:: MATERIAL TO PROCESS ::

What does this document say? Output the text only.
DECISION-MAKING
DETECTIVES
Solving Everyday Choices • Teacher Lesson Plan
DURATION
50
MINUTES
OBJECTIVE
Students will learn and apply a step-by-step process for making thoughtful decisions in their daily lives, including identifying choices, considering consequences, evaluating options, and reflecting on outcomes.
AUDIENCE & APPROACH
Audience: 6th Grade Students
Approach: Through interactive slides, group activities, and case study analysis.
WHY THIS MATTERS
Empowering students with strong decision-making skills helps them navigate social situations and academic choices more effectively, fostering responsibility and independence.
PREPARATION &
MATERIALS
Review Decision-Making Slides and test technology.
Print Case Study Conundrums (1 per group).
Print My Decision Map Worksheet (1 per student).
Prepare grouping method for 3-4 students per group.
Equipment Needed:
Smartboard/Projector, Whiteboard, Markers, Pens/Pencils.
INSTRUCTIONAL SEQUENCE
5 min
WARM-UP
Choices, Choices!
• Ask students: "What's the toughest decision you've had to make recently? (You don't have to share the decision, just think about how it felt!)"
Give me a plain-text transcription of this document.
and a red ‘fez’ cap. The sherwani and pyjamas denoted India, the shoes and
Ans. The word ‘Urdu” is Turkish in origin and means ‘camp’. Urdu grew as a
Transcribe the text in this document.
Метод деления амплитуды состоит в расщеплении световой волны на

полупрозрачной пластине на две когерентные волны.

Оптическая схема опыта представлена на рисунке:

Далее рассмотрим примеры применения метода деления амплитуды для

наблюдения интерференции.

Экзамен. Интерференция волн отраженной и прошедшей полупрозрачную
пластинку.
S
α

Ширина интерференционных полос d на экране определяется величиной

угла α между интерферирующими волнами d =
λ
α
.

:::

WORK INSTRUCTIONS ▸
Produce an exact repeat of the lines from the one containing "Transcribe the text in this document." through the last line of the data, and nothing more.

RESPONSE ▸
Transcribe the text in this document.
Метод деления амплитуды состоит в расщеплении световой волны на

полупрозрачной пластине на две когерентные волны.

Оптическая схема опыта представлена на рисунке:

Далее рассмотрим примеры применения метода деления амплитуды для

наблюдения интерференции.

Экзамен. Интерференция волн отраженной и прошедшей полупрозрачную
пластинку.
S
α

Ширина интерференционных полос d на экране определяется величиной

угла α между интерферирующими волнами d =
λ
α
.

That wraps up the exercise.